▶ [REQUIREMENTS]: The records below are to be copied word for word, with every picture left out.

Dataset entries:
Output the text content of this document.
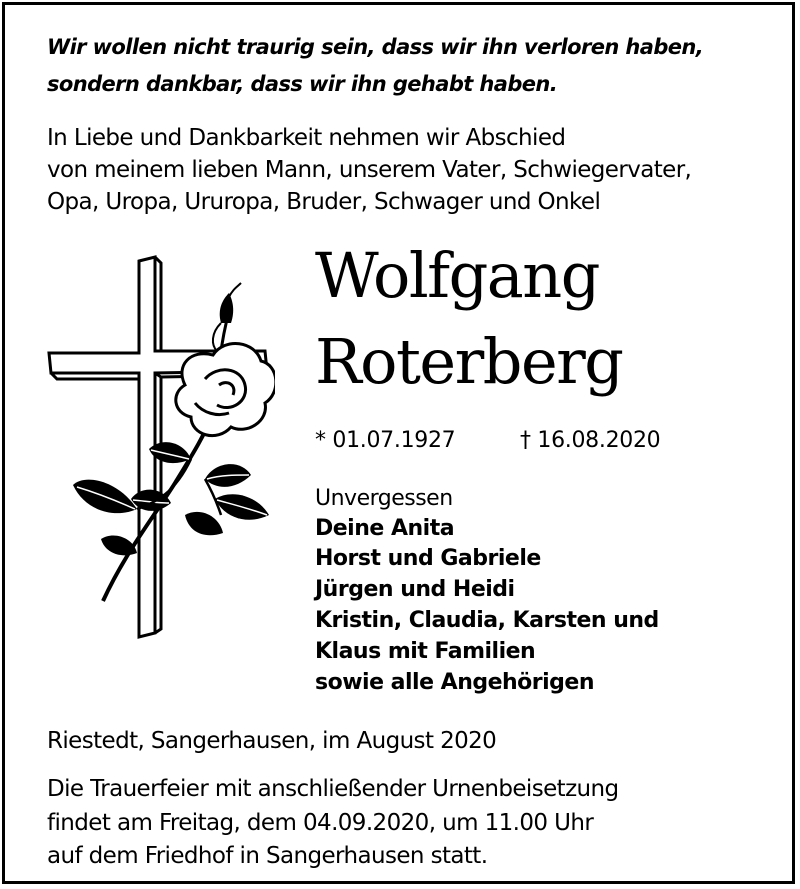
Wir wollen nicht traurig sein, dass wir ihn verloren haben,
sondern dankbar, dass wir ihn gehabt haben.
In Liebe und Dankbarkeit nehmen wir Abschied
von meinem lieben Mann, unserem Vater, Schwiegervater,
Opa, Uropa, Ururopa, Bruder, Schwager und Onkel
Wolfgang
Roterberg
* 01.07.1927	† 16.08.2020
Unvergessen
Deine Anita
Horst und Gabriele
Jürgen und Heidi
Kristin, Claudia, Karsten und
Klaus mit Familien
sowie alle Angehörigen
Riestedt, Sangerhausen, im August 2020
Die Trauerfeier mit anschließender Urnenbeisetzung
findet am Freitag, dem 04.09.2020, um 11.00 Uhr
auf dem Friedhof in Sangerhausen statt.
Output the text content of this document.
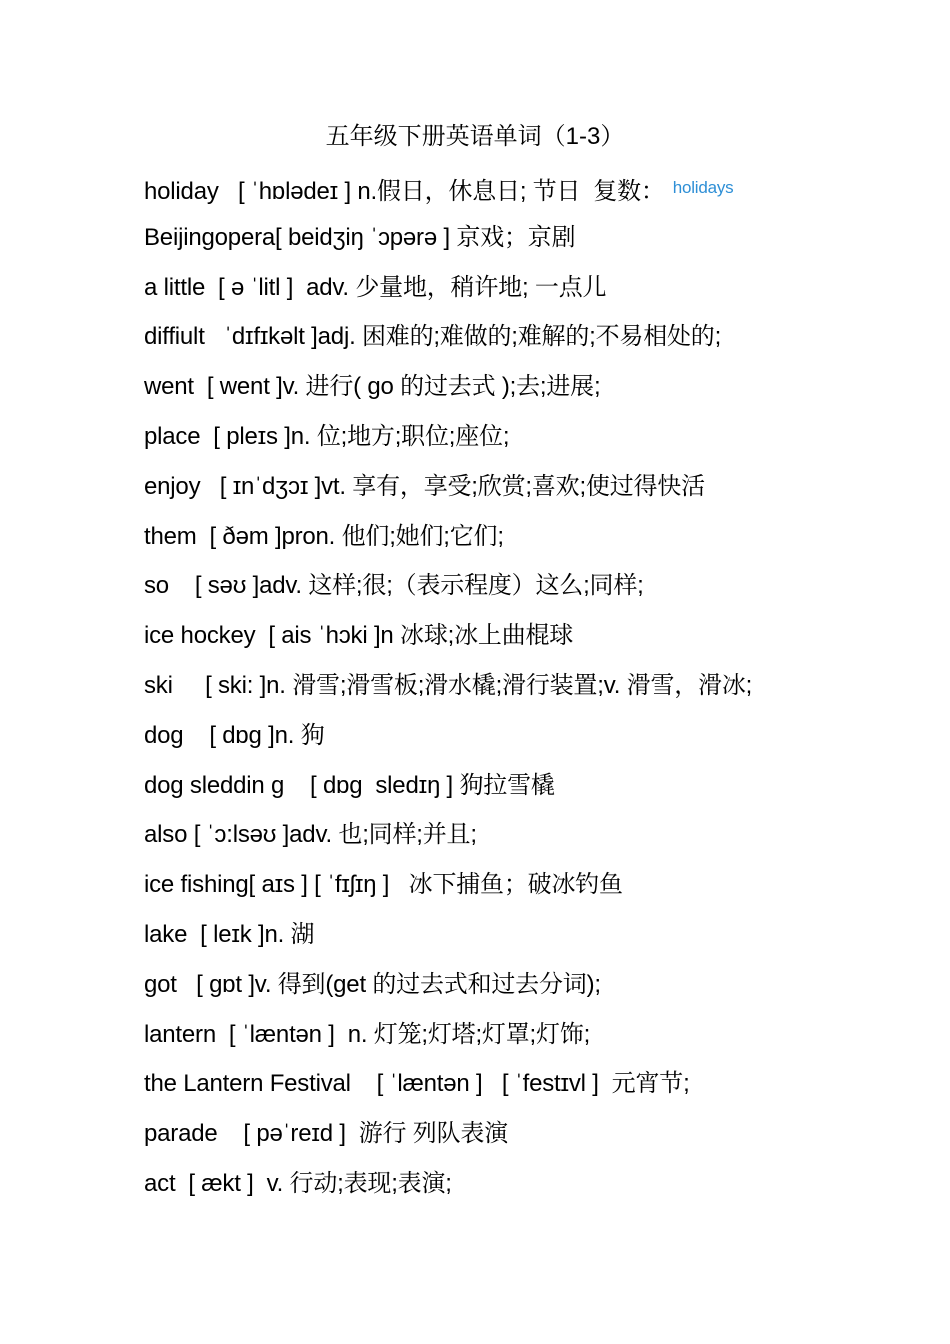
五年级下册英语单词（1-3）
holiday   [ ˈhɒlədeɪ ] n.假日，休息日; 节日  复数： $^{holidays}$
Beijingopera[ beidʒiŋ ˈɔpərə ] 京戏；京剧
a little  [ ə ˈlitl ]  adv. 少量地，稍许地; 一点儿
diffiult   ˈdɪfɪkəlt ]adj. 困难的;难做的;难解的;不易相处的;
went  [ went ]v. 进行( go 的过去式 );去;进展;
place  [ pleɪs ]n. 位;地方;职位;座位;
enjoy   [ ɪnˈdʒɔɪ ]vt. 享有，享受;欣赏;喜欢;使过得快活
them  [ ðəm ]pron. 他们;她们;它们;
so    [ səʊ ]adv. 这样;很;（表示程度）这么;同样;
ice hockey  [ ais ˈhɔki ]n 冰球;冰上曲棍球
ski     [ ski: ]n. 滑雪;滑雪板;滑水橇;滑行装置;v. 滑雪，滑冰;
dog    [ dɒg ]n. 狗
dog sleddin g    [ dɒg  sledɪŋ ] 狗拉雪橇
also [ ˈɔ:lsəʊ ]adv. 也;同样;并且;
ice fishing[ aɪs ] [ ˈfɪʃɪŋ ]   冰下捕鱼；破冰钓鱼
lake  [ leɪk ]n. 湖
got   [ gɒt ]v. 得到(get 的过去式和过去分词);
lantern  [ ˈlæntən ]  n. 灯笼;灯塔;灯罩;灯饰;
the Lantern Festival    [ ˈlæntən ]   [ ˈfestɪvl ]  元宵节;
parade    [ pəˈreɪd ]  游行 列队表演
act  [ ækt ]  v. 行动;表现;表演;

▶ [ANSWER TO THIS PROBLEM]:
Output the text content of this document.
Wir wollen nicht traurig sein, dass wir ihn verloren haben,
sondern dankbar, dass wir ihn gehabt haben.
In Liebe und Dankbarkeit nehmen wir Abschied
von meinem lieben Mann, unserem Vater, Schwiegervater,
Opa, Uropa, Ururopa, Bruder, Schwager und Onkel
Wolfgang
Roterberg
* 01.07.1927	† 16.08.2020
Unvergessen
Deine Anita
Horst und Gabriele
Jürgen und Heidi
Kristin, Claudia, Karsten und
Klaus mit Familien
sowie alle Angehörigen
Riestedt, Sangerhausen, im August 2020
Die Trauerfeier mit anschließender Urnenbeisetzung
findet am Freitag, dem 04.09.2020, um 11.00 Uhr
auf dem Friedhof in Sangerhausen statt.
Output the text content of this document.
五年级下册英语单词（1-3）
holiday   [ ˈhɒlədeɪ ] n.假日，休息日; 节日  复数： $^{holidays}$
Beijingopera[ beidʒiŋ ˈɔpərə ] 京戏；京剧
a little  [ ə ˈlitl ]  adv. 少量地，稍许地; 一点儿
diffiult   ˈdɪfɪkəlt ]adj. 困难的;难做的;难解的;不易相处的;
went  [ went ]v. 进行( go 的过去式 );去;进展;
place  [ pleɪs ]n. 位;地方;职位;座位;
enjoy   [ ɪnˈdʒɔɪ ]vt. 享有，享受;欣赏;喜欢;使过得快活
them  [ ðəm ]pron. 他们;她们;它们;
so    [ səʊ ]adv. 这样;很;（表示程度）这么;同样;
ice hockey  [ ais ˈhɔki ]n 冰球;冰上曲棍球
ski     [ ski: ]n. 滑雪;滑雪板;滑水橇;滑行装置;v. 滑雪，滑冰;
dog    [ dɒg ]n. 狗
dog sleddin g    [ dɒg  sledɪŋ ] 狗拉雪橇
also [ ˈɔ:lsəʊ ]adv. 也;同样;并且;
ice fishing[ aɪs ] [ ˈfɪʃɪŋ ]   冰下捕鱼；破冰钓鱼
lake  [ leɪk ]n. 湖
got   [ gɒt ]v. 得到(get 的过去式和过去分词);
lantern  [ ˈlæntən ]  n. 灯笼;灯塔;灯罩;灯饰;
the Lantern Festival    [ ˈlæntən ]   [ ˈfestɪvl ]  元宵节;
parade    [ pəˈreɪd ]  游行 列队表演
act  [ ækt ]  v. 行动;表现;表演;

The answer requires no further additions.